▶ **REQUIRED TASK**: Beginning at the line containing "Extract the structured", output every line to the end of the data below exactly as it appears.

Records from a collection:
——
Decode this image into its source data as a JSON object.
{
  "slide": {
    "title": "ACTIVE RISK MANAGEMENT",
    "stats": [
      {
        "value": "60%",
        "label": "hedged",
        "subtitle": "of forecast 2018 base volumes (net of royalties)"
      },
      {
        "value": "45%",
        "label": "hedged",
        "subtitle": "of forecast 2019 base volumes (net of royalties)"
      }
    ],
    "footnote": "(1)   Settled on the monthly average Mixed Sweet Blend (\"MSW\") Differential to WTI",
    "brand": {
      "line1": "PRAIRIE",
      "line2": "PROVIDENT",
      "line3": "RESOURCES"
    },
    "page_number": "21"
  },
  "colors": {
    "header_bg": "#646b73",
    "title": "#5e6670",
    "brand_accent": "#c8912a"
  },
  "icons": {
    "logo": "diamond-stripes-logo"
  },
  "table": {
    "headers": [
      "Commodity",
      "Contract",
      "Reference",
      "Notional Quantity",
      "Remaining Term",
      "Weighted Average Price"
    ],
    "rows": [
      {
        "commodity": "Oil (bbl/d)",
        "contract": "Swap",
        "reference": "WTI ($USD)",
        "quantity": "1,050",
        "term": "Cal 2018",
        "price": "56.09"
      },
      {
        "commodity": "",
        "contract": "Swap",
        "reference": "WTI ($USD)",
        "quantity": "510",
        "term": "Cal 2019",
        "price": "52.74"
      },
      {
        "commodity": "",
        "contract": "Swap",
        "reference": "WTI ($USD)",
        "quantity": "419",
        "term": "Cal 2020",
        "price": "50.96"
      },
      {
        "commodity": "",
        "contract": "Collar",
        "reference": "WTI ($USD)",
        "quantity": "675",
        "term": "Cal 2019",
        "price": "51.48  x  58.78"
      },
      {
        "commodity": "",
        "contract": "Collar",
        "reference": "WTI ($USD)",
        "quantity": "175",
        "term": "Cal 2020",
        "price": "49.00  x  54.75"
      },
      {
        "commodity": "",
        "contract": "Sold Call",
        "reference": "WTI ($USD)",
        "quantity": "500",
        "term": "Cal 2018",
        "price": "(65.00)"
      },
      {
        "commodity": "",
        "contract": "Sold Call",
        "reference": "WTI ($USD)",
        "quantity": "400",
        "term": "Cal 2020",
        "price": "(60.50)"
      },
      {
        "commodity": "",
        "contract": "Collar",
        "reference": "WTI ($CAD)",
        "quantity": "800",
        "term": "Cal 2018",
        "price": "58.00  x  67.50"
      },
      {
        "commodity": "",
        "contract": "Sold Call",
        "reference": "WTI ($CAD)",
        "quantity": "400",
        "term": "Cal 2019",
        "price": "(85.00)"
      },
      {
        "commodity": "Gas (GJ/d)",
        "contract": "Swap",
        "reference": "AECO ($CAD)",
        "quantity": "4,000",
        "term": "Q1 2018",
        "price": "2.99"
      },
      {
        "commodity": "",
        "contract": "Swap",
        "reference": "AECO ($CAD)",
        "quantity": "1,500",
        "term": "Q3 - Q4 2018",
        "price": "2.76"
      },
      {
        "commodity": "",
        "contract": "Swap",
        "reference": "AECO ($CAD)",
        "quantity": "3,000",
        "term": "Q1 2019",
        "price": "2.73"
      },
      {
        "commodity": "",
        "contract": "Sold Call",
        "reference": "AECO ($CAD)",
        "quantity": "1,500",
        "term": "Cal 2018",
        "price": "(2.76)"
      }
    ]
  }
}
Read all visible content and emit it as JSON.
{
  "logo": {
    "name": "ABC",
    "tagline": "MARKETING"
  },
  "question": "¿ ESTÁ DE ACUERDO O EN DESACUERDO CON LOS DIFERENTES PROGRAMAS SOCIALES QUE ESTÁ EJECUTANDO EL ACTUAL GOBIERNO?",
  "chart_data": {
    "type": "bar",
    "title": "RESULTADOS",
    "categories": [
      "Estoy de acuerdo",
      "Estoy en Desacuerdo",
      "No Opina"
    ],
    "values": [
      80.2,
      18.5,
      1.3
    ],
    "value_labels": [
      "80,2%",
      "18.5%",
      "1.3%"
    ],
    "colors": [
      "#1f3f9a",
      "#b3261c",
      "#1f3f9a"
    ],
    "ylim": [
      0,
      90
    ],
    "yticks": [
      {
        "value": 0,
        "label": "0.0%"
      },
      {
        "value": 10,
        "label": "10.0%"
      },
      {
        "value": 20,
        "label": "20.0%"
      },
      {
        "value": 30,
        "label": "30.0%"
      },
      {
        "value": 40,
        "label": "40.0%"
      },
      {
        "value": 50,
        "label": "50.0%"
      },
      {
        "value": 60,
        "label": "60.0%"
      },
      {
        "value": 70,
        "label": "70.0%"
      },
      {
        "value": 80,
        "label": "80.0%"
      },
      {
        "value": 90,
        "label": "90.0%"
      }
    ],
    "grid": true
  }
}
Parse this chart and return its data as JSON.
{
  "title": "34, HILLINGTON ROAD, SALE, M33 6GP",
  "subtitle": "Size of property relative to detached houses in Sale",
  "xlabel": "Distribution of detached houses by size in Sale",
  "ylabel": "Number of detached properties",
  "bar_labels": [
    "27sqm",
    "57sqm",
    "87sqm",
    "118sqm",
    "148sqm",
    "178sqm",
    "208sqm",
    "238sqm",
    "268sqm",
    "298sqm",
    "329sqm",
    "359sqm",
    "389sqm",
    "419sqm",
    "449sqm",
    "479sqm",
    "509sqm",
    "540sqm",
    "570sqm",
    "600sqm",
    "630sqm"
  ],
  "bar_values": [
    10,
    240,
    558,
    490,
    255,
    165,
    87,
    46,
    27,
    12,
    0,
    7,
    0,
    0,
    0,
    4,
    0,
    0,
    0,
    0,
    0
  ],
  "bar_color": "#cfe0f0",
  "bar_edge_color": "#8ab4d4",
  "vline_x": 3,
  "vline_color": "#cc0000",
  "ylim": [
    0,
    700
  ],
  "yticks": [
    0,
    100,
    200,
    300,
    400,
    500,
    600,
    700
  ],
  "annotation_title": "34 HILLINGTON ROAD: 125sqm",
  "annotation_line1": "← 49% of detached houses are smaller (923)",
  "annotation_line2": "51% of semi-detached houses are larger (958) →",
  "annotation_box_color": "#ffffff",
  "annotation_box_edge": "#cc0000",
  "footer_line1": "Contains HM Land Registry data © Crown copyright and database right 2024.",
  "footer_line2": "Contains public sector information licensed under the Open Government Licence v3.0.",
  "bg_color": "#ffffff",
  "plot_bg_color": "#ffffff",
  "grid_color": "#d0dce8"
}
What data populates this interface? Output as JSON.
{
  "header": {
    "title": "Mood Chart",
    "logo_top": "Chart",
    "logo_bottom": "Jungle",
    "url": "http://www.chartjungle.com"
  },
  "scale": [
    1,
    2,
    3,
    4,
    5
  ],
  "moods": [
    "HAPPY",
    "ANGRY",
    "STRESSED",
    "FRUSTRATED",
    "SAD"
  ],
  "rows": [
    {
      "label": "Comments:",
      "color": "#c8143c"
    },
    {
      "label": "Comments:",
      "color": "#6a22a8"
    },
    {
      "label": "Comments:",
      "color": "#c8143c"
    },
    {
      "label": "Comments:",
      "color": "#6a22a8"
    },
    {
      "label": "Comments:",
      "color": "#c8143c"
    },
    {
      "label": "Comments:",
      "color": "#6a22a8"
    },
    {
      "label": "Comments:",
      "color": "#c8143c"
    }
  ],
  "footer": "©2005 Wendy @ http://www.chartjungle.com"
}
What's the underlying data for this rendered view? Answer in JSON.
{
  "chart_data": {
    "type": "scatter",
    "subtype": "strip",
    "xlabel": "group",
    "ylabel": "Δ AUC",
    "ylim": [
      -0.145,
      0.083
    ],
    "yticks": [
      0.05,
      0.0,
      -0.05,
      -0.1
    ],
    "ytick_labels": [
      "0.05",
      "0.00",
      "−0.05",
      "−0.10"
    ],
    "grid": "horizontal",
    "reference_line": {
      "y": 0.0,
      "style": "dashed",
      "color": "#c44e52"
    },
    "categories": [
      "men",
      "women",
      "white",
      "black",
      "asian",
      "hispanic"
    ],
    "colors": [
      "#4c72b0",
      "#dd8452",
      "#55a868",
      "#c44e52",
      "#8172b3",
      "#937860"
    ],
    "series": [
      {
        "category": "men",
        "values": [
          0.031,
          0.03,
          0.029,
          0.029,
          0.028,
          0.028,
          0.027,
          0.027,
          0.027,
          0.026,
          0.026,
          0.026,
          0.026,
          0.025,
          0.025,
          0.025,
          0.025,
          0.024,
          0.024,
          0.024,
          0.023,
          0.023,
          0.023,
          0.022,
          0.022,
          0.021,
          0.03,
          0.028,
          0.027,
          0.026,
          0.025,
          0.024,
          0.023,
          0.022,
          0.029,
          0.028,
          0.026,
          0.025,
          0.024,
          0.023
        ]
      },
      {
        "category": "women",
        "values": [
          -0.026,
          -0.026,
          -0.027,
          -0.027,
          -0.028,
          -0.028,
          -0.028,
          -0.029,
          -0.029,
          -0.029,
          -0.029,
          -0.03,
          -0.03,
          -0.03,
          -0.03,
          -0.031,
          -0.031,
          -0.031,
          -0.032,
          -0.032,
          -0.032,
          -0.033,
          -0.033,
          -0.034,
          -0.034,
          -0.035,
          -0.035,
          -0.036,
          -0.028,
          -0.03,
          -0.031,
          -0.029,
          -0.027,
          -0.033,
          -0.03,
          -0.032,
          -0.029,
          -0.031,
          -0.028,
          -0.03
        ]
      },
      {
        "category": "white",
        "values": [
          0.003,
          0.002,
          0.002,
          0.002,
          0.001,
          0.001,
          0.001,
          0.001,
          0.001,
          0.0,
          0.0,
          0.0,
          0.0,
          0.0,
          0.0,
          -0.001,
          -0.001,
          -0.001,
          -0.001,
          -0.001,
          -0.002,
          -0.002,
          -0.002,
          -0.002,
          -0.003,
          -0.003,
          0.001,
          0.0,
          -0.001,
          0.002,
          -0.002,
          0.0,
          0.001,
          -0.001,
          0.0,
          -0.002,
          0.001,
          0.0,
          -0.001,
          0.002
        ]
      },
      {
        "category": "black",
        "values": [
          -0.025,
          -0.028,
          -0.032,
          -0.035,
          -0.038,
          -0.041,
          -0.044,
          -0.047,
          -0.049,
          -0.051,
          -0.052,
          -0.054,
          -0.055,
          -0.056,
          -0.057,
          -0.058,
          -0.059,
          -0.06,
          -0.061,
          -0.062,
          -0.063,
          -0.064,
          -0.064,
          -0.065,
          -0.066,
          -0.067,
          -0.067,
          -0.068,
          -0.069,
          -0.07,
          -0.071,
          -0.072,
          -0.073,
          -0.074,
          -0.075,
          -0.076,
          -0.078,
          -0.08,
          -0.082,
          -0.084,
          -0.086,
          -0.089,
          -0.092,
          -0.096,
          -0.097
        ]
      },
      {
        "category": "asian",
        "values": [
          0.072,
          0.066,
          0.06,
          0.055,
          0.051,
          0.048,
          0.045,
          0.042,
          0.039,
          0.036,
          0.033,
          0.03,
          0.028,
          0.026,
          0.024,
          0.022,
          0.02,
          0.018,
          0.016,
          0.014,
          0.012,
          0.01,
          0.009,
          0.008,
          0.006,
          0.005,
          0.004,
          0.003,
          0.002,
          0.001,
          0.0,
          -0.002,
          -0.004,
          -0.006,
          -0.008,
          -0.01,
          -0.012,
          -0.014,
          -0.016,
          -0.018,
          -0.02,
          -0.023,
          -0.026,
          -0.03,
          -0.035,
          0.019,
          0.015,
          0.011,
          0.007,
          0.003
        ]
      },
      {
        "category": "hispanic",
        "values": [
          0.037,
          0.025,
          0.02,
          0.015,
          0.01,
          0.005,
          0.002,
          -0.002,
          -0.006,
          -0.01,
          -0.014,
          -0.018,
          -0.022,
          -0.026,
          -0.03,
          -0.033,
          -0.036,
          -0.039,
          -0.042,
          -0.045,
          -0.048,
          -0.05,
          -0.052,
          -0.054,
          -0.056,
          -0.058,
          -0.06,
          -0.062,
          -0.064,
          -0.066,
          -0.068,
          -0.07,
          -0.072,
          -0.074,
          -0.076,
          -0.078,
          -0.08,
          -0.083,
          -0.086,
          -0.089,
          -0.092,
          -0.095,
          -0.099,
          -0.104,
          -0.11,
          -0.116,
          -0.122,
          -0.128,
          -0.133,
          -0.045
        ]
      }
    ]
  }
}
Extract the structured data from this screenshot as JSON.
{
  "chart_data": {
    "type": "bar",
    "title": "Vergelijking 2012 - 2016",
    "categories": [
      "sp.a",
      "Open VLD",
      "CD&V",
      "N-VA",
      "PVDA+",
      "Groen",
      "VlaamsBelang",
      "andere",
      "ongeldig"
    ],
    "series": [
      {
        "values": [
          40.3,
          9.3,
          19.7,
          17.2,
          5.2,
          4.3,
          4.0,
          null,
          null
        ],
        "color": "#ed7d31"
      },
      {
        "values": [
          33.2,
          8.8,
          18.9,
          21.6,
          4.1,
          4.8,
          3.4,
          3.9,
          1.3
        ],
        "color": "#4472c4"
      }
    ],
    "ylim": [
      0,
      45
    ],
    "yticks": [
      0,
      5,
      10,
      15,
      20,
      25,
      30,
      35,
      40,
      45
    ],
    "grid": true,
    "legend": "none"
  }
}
——
▶ **ANSWER TO THE EXERCISE**:
Extract the structured data from this screenshot as JSON.
{
  "chart_data": {
    "type": "bar",
    "title": "Vergelijking 2012 - 2016",
    "categories": [
      "sp.a",
      "Open VLD",
      "CD&V",
      "N-VA",
      "PVDA+",
      "Groen",
      "VlaamsBelang",
      "andere",
      "ongeldig"
    ],
    "series": [
      {
        "values": [
          40.3,
          9.3,
          19.7,
          17.2,
          5.2,
          4.3,
          4.0,
          null,
          null
        ],
        "color": "#ed7d31"
      },
      {
        "values": [
          33.2,
          8.8,
          18.9,
          21.6,
          4.1,
          4.8,
          3.4,
          3.9,
          1.3
        ],
        "color": "#4472c4"
      }
    ],
    "ylim": [
      0,
      45
    ],
    "yticks": [
      0,
      5,
      10,
      15,
      20,
      25,
      30,
      35,
      40,
      45
    ],
    "grid": true,
    "legend": "none"
  }
}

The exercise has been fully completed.